> THE EXERCISE
Each record needs to be echoed exactly; can you do that?

> DATASET ENTRIES
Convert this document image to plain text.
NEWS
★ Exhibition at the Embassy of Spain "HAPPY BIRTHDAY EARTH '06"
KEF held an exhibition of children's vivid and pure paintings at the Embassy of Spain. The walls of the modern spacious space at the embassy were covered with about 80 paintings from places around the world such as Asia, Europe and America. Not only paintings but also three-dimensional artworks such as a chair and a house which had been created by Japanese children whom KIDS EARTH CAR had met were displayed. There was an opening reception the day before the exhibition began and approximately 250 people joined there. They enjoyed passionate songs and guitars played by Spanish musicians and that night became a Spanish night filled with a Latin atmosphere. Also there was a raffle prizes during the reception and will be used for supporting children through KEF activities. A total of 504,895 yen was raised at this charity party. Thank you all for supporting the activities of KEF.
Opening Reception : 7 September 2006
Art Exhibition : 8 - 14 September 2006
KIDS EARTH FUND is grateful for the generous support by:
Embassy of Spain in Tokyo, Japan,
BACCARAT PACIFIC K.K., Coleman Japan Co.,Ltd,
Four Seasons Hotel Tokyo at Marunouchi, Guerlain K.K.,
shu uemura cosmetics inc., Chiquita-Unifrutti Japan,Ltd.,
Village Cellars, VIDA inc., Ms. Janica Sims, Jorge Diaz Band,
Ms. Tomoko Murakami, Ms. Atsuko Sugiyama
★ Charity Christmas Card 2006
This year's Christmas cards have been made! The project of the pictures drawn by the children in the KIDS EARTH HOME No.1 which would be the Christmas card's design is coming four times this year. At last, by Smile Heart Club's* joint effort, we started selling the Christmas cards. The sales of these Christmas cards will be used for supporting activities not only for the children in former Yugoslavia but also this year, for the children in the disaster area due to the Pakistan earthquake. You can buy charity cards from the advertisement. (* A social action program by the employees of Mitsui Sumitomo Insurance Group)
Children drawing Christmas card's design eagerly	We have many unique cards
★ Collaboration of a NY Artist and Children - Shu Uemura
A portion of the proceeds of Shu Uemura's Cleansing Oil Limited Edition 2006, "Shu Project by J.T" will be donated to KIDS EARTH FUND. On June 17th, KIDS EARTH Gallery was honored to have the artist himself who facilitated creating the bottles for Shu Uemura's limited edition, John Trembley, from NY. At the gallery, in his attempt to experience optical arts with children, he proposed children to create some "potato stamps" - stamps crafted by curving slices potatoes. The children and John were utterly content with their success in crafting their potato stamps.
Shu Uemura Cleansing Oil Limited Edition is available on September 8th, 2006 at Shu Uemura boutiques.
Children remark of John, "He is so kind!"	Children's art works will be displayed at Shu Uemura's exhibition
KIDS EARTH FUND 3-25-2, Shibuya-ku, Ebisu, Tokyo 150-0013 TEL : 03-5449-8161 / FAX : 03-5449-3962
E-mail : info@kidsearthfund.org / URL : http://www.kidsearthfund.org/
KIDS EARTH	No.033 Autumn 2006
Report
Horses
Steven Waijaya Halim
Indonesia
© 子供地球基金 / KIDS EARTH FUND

> WRITTEN RESPONSE
Convert this document image to plain text.
NEWS
★ Exhibition at the Embassy of Spain "HAPPY BIRTHDAY EARTH '06"
KEF held an exhibition of children's vivid and pure paintings at the Embassy of Spain. The walls of the modern spacious space at the embassy were covered with about 80 paintings from places around the world such as Asia, Europe and America. Not only paintings but also three-dimensional artworks such as a chair and a house which had been created by Japanese children whom KIDS EARTH CAR had met were displayed. There was an opening reception the day before the exhibition began and approximately 250 people joined there. They enjoyed passionate songs and guitars played by Spanish musicians and that night became a Spanish night filled with a Latin atmosphere. Also there was a raffle prizes during the reception and will be used for supporting children through KEF activities. A total of 504,895 yen was raised at this charity party. Thank you all for supporting the activities of KEF.
Opening Reception : 7 September 2006
Art Exhibition : 8 - 14 September 2006
KIDS EARTH FUND is grateful for the generous support by:
Embassy of Spain in Tokyo, Japan,
BACCARAT PACIFIC K.K., Coleman Japan Co.,Ltd,
Four Seasons Hotel Tokyo at Marunouchi, Guerlain K.K.,
shu uemura cosmetics inc., Chiquita-Unifrutti Japan,Ltd.,
Village Cellars, VIDA inc., Ms. Janica Sims, Jorge Diaz Band,
Ms. Tomoko Murakami, Ms. Atsuko Sugiyama
★ Charity Christmas Card 2006
This year's Christmas cards have been made! The project of the pictures drawn by the children in the KIDS EARTH HOME No.1 which would be the Christmas card's design is coming four times this year. At last, by Smile Heart Club's* joint effort, we started selling the Christmas cards. The sales of these Christmas cards will be used for supporting activities not only for the children in former Yugoslavia but also this year, for the children in the disaster area due to the Pakistan earthquake. You can buy charity cards from the advertisement. (* A social action program by the employees of Mitsui Sumitomo Insurance Group)
Children drawing Christmas card's design eagerly	We have many unique cards
★ Collaboration of a NY Artist and Children - Shu Uemura
A portion of the proceeds of Shu Uemura's Cleansing Oil Limited Edition 2006, "Shu Project by J.T" will be donated to KIDS EARTH FUND. On June 17th, KIDS EARTH Gallery was honored to have the artist himself who facilitated creating the bottles for Shu Uemura's limited edition, John Trembley, from NY. At the gallery, in his attempt to experience optical arts with children, he proposed children to create some "potato stamps" - stamps crafted by curving slices potatoes. The children and John were utterly content with their success in crafting their potato stamps.
Shu Uemura Cleansing Oil Limited Edition is available on September 8th, 2006 at Shu Uemura boutiques.
Children remark of John, "He is so kind!"	Children's art works will be displayed at Shu Uemura's exhibition
KIDS EARTH FUND 3-25-2, Shibuya-ku, Ebisu, Tokyo 150-0013 TEL : 03-5449-8161 / FAX : 03-5449-3962
E-mail : info@kidsearthfund.org / URL : http://www.kidsearthfund.org/
KIDS EARTH	No.033 Autumn 2006
Report
Horses
Steven Waijaya Halim
Indonesia
© 子供地球基金 / KIDS EARTH FUND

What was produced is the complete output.